To do:
Lines holding the string "ребенка" are the ones to copy; find them all in the data.

Records shown:
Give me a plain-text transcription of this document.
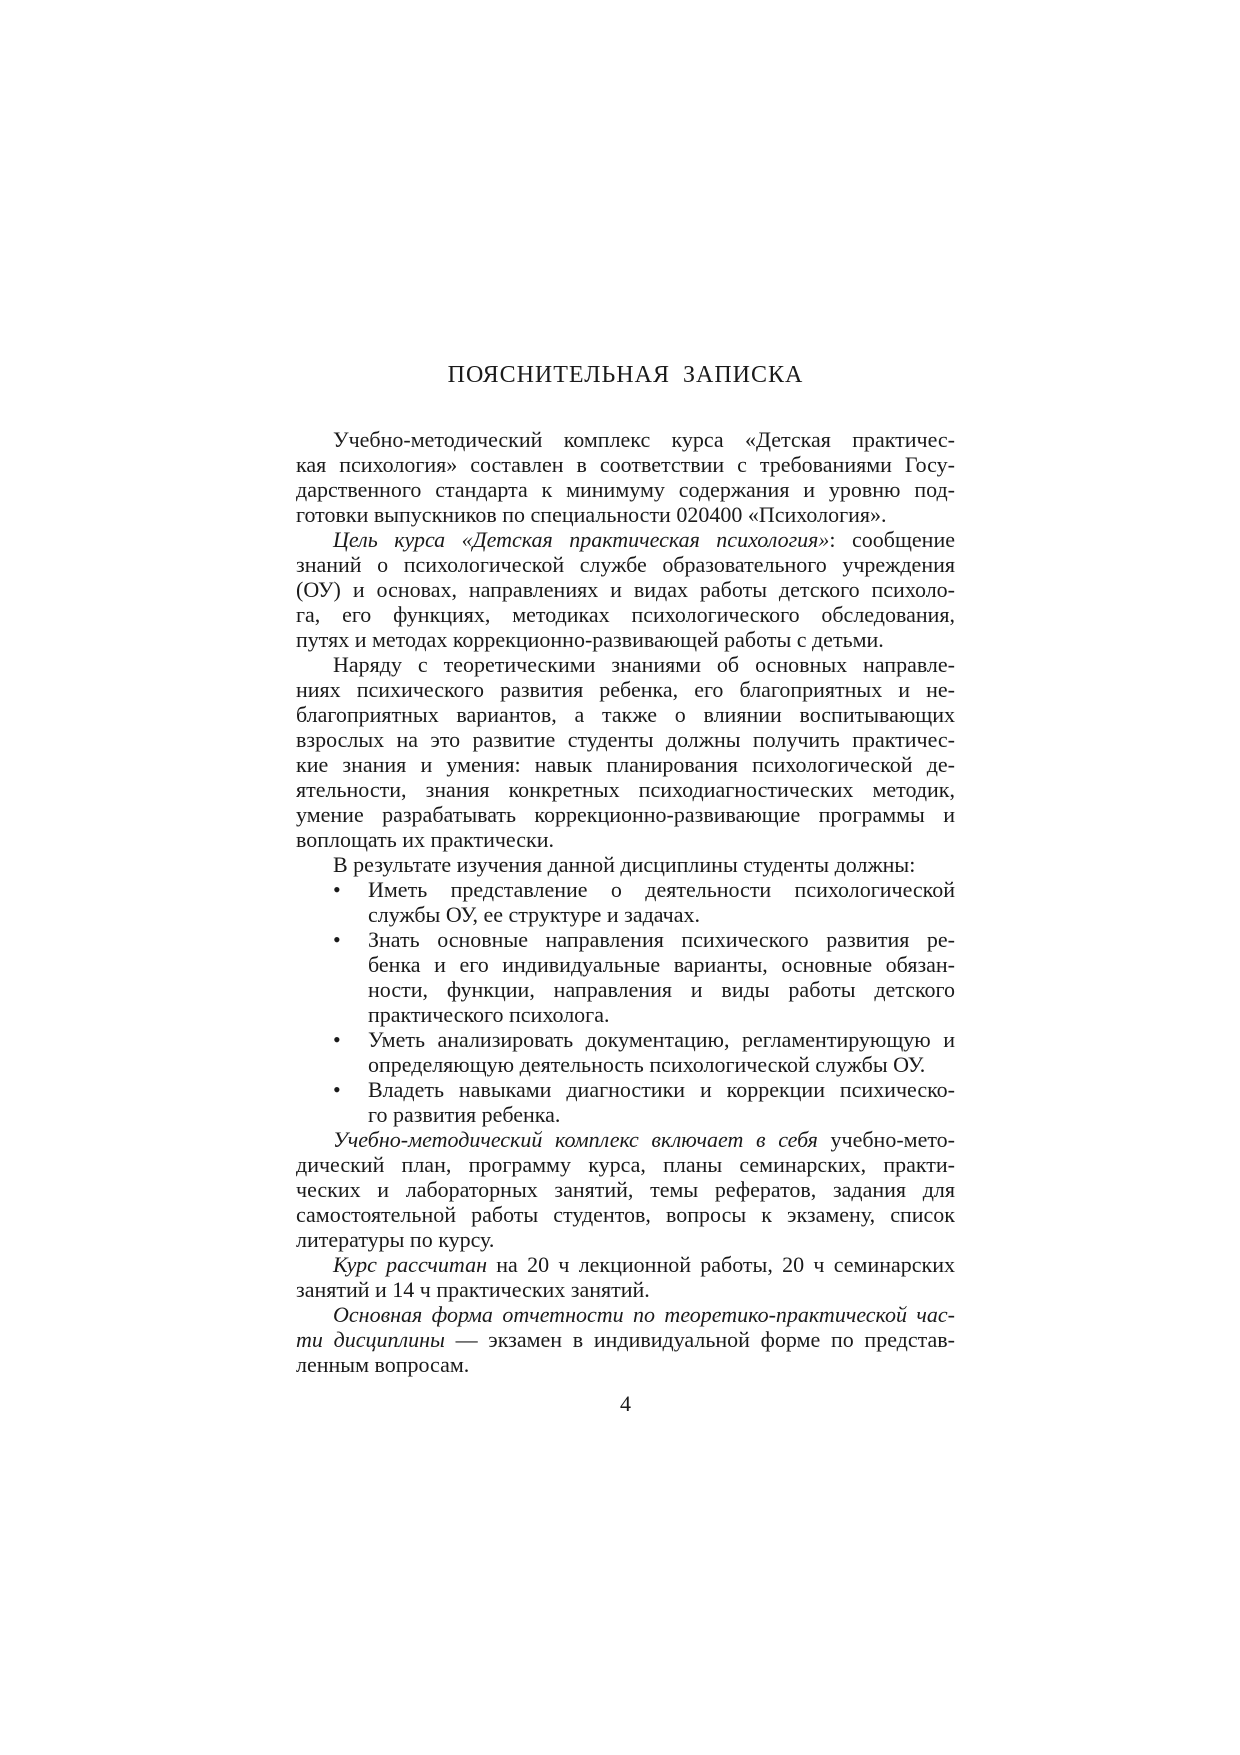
ПОЯСНИТЕЛЬНАЯ ЗАПИСКА
Учебно-методический комплекс курса «Детская практичес-
кая психология» составлен в соответствии с требованиями Госу-
дарственного стандарта к минимуму содержания и уровню под-
готовки выпускников по специальности 020400 «Психология».
Цель курса «Детская практическая психология»: сообщение
знаний о психологической службе образовательного учреждения
(ОУ) и основах, направлениях и видах работы детского психоло-
га, его функциях, методиках психологического обследования,
путях и методах коррекционно-развивающей работы с детьми.
Наряду с теоретическими знаниями об основных направле-
ниях психического развития ребенка, его благоприятных и не-
благоприятных вариантов, а также о влиянии воспитывающих
взрослых на это развитие студенты должны получить практичес-
кие знания и умения: навык планирования психологической де-
ятельности, знания конкретных психодиагностических методик,
умение разрабатывать коррекционно-развивающие программы и
воплощать их практически.
В результате изучения данной дисциплины студенты должны:
• Иметь представление о деятельности психологической
службы ОУ, ее структуре и задачах.
• Знать основные направления психического развития ре-
бенка и его индивидуальные варианты, основные обязан-
ности, функции, направления и виды работы детского
практического психолога.
• Уметь анализировать документацию, регламентирующую и
определяющую деятельность психологической службы ОУ.
• Владеть навыками диагностики и коррекции психическо-
го развития ребенка.
Учебно-методический комплекс включает в себя учебно-мето-
дический план, программу курса, планы семинарских, практи-
ческих и лабораторных занятий, темы рефератов, задания для
самостоятельной работы студентов, вопросы к экзамену, список
литературы по курсу.
Курс рассчитан на 20 ч лекционной работы, 20 ч семинарских
занятий и 14 ч практических занятий.
Основная форма отчетности по теоретико-практической час-
ти дисциплины — экзамен в индивидуальной форме по представ-
ленным вопросам.
4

Expected answer:
ниях психического развития ребенка, его благоприятных и не-
го развития ребенка.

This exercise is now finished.